Given exercise — Lay out every line of the records below as a numbered list, omitting blank lines.

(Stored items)
______

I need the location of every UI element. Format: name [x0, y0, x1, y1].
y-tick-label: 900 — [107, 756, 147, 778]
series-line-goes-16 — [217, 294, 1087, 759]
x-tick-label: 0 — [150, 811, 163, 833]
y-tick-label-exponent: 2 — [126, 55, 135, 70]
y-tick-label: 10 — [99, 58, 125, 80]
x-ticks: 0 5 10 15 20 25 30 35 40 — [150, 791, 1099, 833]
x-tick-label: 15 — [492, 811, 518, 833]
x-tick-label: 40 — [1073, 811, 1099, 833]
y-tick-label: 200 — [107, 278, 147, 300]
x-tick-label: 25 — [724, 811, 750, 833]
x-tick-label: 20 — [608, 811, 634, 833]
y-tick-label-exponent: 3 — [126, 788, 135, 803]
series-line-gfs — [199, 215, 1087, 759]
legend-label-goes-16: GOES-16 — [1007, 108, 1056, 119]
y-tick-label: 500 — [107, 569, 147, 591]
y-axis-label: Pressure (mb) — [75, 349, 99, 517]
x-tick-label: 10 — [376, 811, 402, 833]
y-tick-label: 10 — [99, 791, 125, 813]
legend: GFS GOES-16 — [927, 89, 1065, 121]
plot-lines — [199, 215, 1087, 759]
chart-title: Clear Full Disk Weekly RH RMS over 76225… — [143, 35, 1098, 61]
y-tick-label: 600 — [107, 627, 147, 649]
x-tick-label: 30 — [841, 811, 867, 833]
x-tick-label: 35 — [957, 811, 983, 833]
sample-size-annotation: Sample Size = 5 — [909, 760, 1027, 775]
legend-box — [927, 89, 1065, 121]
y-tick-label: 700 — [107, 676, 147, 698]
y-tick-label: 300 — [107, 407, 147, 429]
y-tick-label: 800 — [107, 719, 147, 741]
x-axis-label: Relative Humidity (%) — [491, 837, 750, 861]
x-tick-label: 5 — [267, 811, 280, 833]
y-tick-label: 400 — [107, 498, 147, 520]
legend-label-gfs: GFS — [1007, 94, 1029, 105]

______

Task response —
1. I need the location of every UI element. Format: name [x0, y0, x1, y1].
2. y-tick-label: 900 — [107, 756, 147, 778]
3. series-line-goes-16 — [217, 294, 1087, 759]
4. x-tick-label: 0 — [150, 811, 163, 833]
5. y-tick-label-exponent: 2 — [126, 55, 135, 70]
6. y-tick-label: 10 — [99, 58, 125, 80]
7. x-ticks: 0 5 10 15 20 25 30 35 40 — [150, 791, 1099, 833]
8. x-tick-label: 15 — [492, 811, 518, 833]
9. x-tick-label: 40 — [1073, 811, 1099, 833]
10. y-tick-label: 200 — [107, 278, 147, 300]
11. x-tick-label: 25 — [724, 811, 750, 833]
12. x-tick-label: 20 — [608, 811, 634, 833]
13. y-tick-label-exponent: 3 — [126, 788, 135, 803]
14. series-line-gfs — [199, 215, 1087, 759]
15. legend-label-goes-16: GOES-16 — [1007, 108, 1056, 119]
16. y-tick-label: 500 — [107, 569, 147, 591]
17. y-axis-label: Pressure (mb) — [75, 349, 99, 517]
18. x-tick-label: 10 — [376, 811, 402, 833]
19. y-tick-label: 10 — [99, 791, 125, 813]
20. legend: GFS GOES-16 — [927, 89, 1065, 121]
21. plot-lines — [199, 215, 1087, 759]
22. chart-title: Clear Full Disk Weekly RH RMS over 76225… — [143, 35, 1098, 61]
23. y-tick-label: 600 — [107, 627, 147, 649]
24. x-tick-label: 30 — [841, 811, 867, 833]
25. x-tick-label: 35 — [957, 811, 983, 833]
26. sample-size-annotation: Sample Size = 5 — [909, 760, 1027, 775]
27. legend-box — [927, 89, 1065, 121]
28. y-tick-label: 700 — [107, 676, 147, 698]
29. y-tick-label: 300 — [107, 407, 147, 429]
30. y-tick-label: 800 — [107, 719, 147, 741]
31. x-axis-label: Relative Humidity (%) — [491, 837, 750, 861]
32. x-tick-label: 5 — [267, 811, 280, 833]
33. y-tick-label: 400 — [107, 498, 147, 520]
34. legend-label-gfs: GFS — [1007, 94, 1029, 105]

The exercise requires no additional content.